- To be done -
Transcribe all of the material below word for word and leave out its pictures.

+++ Records provided +++

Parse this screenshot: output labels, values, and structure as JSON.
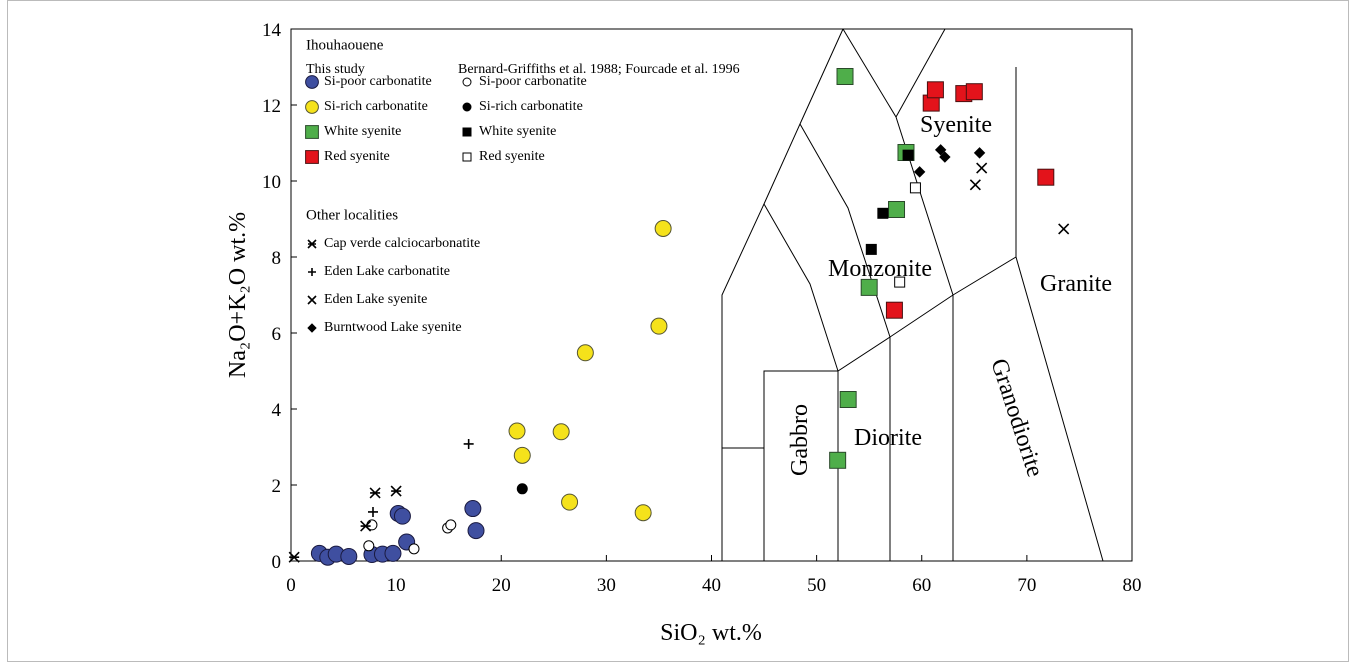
{
  "chart_data": {
    "type": "scatter",
    "xlabel": "SiO₂ wt.%",
    "ylabel": "Na₂O+K₂O wt.%",
    "xlim": [
      0,
      80
    ],
    "ylim": [
      0,
      14
    ],
    "xticks": [
      0,
      10,
      20,
      30,
      40,
      50,
      60,
      70,
      80
    ],
    "yticks": [
      0,
      2,
      4,
      6,
      8,
      10,
      12,
      14
    ],
    "legend_headings": [
      "Ihouhaouene",
      "This study",
      "Bernard-Griffiths et al. 1988; Fourcade et al. 1996",
      "Other localities"
    ],
    "annotations": [
      "Syenite",
      "Monzonite",
      "Granite",
      "Gabbro",
      "Diorite",
      "Granodiorite"
    ],
    "series": [
      {
        "name": "Si-poor carbonatite",
        "marker": "circle",
        "color": "#3f4fa0",
        "edgecolor": "#1a1a40",
        "marker_size": 8,
        "x": [
          2.7,
          3.5,
          4.3,
          5.5,
          7.7,
          8.7,
          9.7,
          10.2,
          10.6,
          11,
          17.3,
          17.6
        ],
        "y": [
          0.2,
          0.1,
          0.18,
          0.12,
          0.17,
          0.18,
          0.2,
          1.25,
          1.18,
          0.5,
          1.38,
          0.8
        ]
      },
      {
        "name": "Si-rich carbonatite",
        "marker": "circle",
        "color": "#f5e21b",
        "edgecolor": "#555533",
        "marker_size": 8,
        "x": [
          21.5,
          22,
          25.7,
          26.5,
          28,
          33.5,
          35,
          35.4
        ],
        "y": [
          3.42,
          2.78,
          3.4,
          1.55,
          5.48,
          1.27,
          6.18,
          8.75
        ]
      },
      {
        "name": "White syenite",
        "marker": "square",
        "color": "#4fae4a",
        "edgecolor": "#2a4a2a",
        "marker_size": 8,
        "x": [
          52.7,
          58.5,
          57.6,
          55,
          53,
          52
        ],
        "y": [
          12.75,
          10.75,
          9.25,
          7.2,
          4.25,
          2.65
        ]
      },
      {
        "name": "Red syenite",
        "marker": "square",
        "color": "#e3131b",
        "edgecolor": "#4a1010",
        "marker_size": 8,
        "x": [
          60.9,
          61.3,
          64,
          65,
          71.8,
          57.4
        ],
        "y": [
          12.05,
          12.4,
          12.3,
          12.35,
          10.1,
          6.6
        ]
      },
      {
        "name": "Si-poor carbonatite",
        "marker": "circle",
        "color": "#ffffff",
        "edgecolor": "#000000",
        "marker_size": 5,
        "x": [
          7.7,
          7.4,
          11.7,
          14.9,
          15.2
        ],
        "y": [
          0.95,
          0.4,
          0.32,
          0.87,
          0.95
        ]
      },
      {
        "name": "Si-rich carbonatite",
        "marker": "circle",
        "color": "#000000",
        "edgecolor": "#000000",
        "marker_size": 5,
        "x": [
          22.0
        ],
        "y": [
          1.9
        ]
      },
      {
        "name": "White syenite",
        "marker": "square",
        "color": "#000000",
        "edgecolor": "#000000",
        "marker_size": 5,
        "x": [
          58.7,
          56.3,
          55.2
        ],
        "y": [
          10.68,
          9.15,
          8.2
        ]
      },
      {
        "name": "Red syenite",
        "marker": "square",
        "color": "#ffffff",
        "edgecolor": "#000000",
        "marker_size": 5,
        "x": [
          59.4,
          57.9
        ],
        "y": [
          9.82,
          7.34
        ]
      },
      {
        "name": "Cap verde calciocarbonatite",
        "marker": "asterisk",
        "color": "#000000",
        "edgecolor": "#000000",
        "marker_size": 5,
        "x": [
          0.3,
          7.1,
          8.0,
          10.0
        ],
        "y": [
          0.1,
          0.92,
          1.79,
          1.84
        ]
      },
      {
        "name": "Eden Lake carbonatite",
        "marker": "plus",
        "color": "#000000",
        "edgecolor": "#000000",
        "marker_size": 5,
        "x": [
          7.8,
          16.9
        ],
        "y": [
          1.29,
          3.08
        ]
      },
      {
        "name": "Eden Lake syenite",
        "marker": "x",
        "color": "#000000",
        "edgecolor": "#000000",
        "marker_size": 5,
        "x": [
          65.1,
          65.7,
          73.5
        ],
        "y": [
          9.9,
          10.34,
          8.74
        ]
      },
      {
        "name": "Burntwood Lake syenite",
        "marker": "diamond",
        "color": "#000000",
        "edgecolor": "#000000",
        "marker_size": 5,
        "x": [
          59.8,
          61.8,
          62.2,
          65.5
        ],
        "y": [
          10.24,
          10.82,
          10.63,
          10.74
        ]
      }
    ]
  }
}
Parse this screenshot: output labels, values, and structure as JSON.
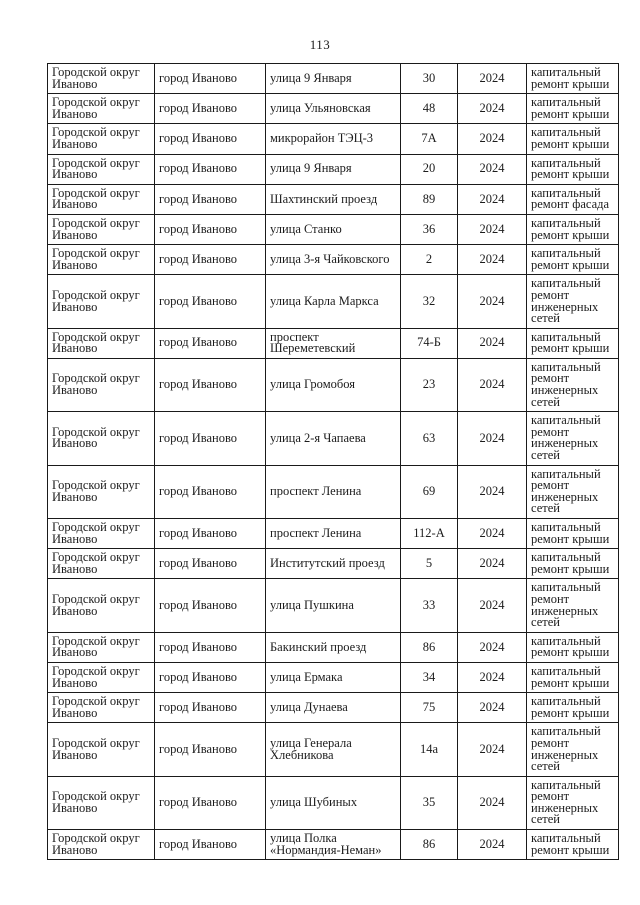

+++

- Complete answer -
Parse this screenshot: output labels, values, and structure as JSON.
{
  "chart_data": {
    "type": "scatter",
    "xlabel": "SiO₂ wt.%",
    "ylabel": "Na₂O+K₂O wt.%",
    "xlim": [
      0,
      80
    ],
    "ylim": [
      0,
      14
    ],
    "xticks": [
      0,
      10,
      20,
      30,
      40,
      50,
      60,
      70,
      80
    ],
    "yticks": [
      0,
      2,
      4,
      6,
      8,
      10,
      12,
      14
    ],
    "legend_headings": [
      "Ihouhaouene",
      "This study",
      "Bernard-Griffiths et al. 1988; Fourcade et al. 1996",
      "Other localities"
    ],
    "annotations": [
      "Syenite",
      "Monzonite",
      "Granite",
      "Gabbro",
      "Diorite",
      "Granodiorite"
    ],
    "series": [
      {
        "name": "Si-poor carbonatite",
        "marker": "circle",
        "color": "#3f4fa0",
        "edgecolor": "#1a1a40",
        "marker_size": 8,
        "x": [
          2.7,
          3.5,
          4.3,
          5.5,
          7.7,
          8.7,
          9.7,
          10.2,
          10.6,
          11,
          17.3,
          17.6
        ],
        "y": [
          0.2,
          0.1,
          0.18,
          0.12,
          0.17,
          0.18,
          0.2,
          1.25,
          1.18,
          0.5,
          1.38,
          0.8
        ]
      },
      {
        "name": "Si-rich carbonatite",
        "marker": "circle",
        "color": "#f5e21b",
        "edgecolor": "#555533",
        "marker_size": 8,
        "x": [
          21.5,
          22,
          25.7,
          26.5,
          28,
          33.5,
          35,
          35.4
        ],
        "y": [
          3.42,
          2.78,
          3.4,
          1.55,
          5.48,
          1.27,
          6.18,
          8.75
        ]
      },
      {
        "name": "White syenite",
        "marker": "square",
        "color": "#4fae4a",
        "edgecolor": "#2a4a2a",
        "marker_size": 8,
        "x": [
          52.7,
          58.5,
          57.6,
          55,
          53,
          52
        ],
        "y": [
          12.75,
          10.75,
          9.25,
          7.2,
          4.25,
          2.65
        ]
      },
      {
        "name": "Red syenite",
        "marker": "square",
        "color": "#e3131b",
        "edgecolor": "#4a1010",
        "marker_size": 8,
        "x": [
          60.9,
          61.3,
          64,
          65,
          71.8,
          57.4
        ],
        "y": [
          12.05,
          12.4,
          12.3,
          12.35,
          10.1,
          6.6
        ]
      },
      {
        "name": "Si-poor carbonatite",
        "marker": "circle",
        "color": "#ffffff",
        "edgecolor": "#000000",
        "marker_size": 5,
        "x": [
          7.7,
          7.4,
          11.7,
          14.9,
          15.2
        ],
        "y": [
          0.95,
          0.4,
          0.32,
          0.87,
          0.95
        ]
      },
      {
        "name": "Si-rich carbonatite",
        "marker": "circle",
        "color": "#000000",
        "edgecolor": "#000000",
        "marker_size": 5,
        "x": [
          22.0
        ],
        "y": [
          1.9
        ]
      },
      {
        "name": "White syenite",
        "marker": "square",
        "color": "#000000",
        "edgecolor": "#000000",
        "marker_size": 5,
        "x": [
          58.7,
          56.3,
          55.2
        ],
        "y": [
          10.68,
          9.15,
          8.2
        ]
      },
      {
        "name": "Red syenite",
        "marker": "square",
        "color": "#ffffff",
        "edgecolor": "#000000",
        "marker_size": 5,
        "x": [
          59.4,
          57.9
        ],
        "y": [
          9.82,
          7.34
        ]
      },
      {
        "name": "Cap verde calciocarbonatite",
        "marker": "asterisk",
        "color": "#000000",
        "edgecolor": "#000000",
        "marker_size": 5,
        "x": [
          0.3,
          7.1,
          8.0,
          10.0
        ],
        "y": [
          0.1,
          0.92,
          1.79,
          1.84
        ]
      },
      {
        "name": "Eden Lake carbonatite",
        "marker": "plus",
        "color": "#000000",
        "edgecolor": "#000000",
        "marker_size": 5,
        "x": [
          7.8,
          16.9
        ],
        "y": [
          1.29,
          3.08
        ]
      },
      {
        "name": "Eden Lake syenite",
        "marker": "x",
        "color": "#000000",
        "edgecolor": "#000000",
        "marker_size": 5,
        "x": [
          65.1,
          65.7,
          73.5
        ],
        "y": [
          9.9,
          10.34,
          8.74
        ]
      },
      {
        "name": "Burntwood Lake syenite",
        "marker": "diamond",
        "color": "#000000",
        "edgecolor": "#000000",
        "marker_size": 5,
        "x": [
          59.8,
          61.8,
          62.2,
          65.5
        ],
        "y": [
          10.24,
          10.82,
          10.63,
          10.74
        ]
      }
    ]
  }
}
Parse this screenshot: output labels, values, and structure as JSON.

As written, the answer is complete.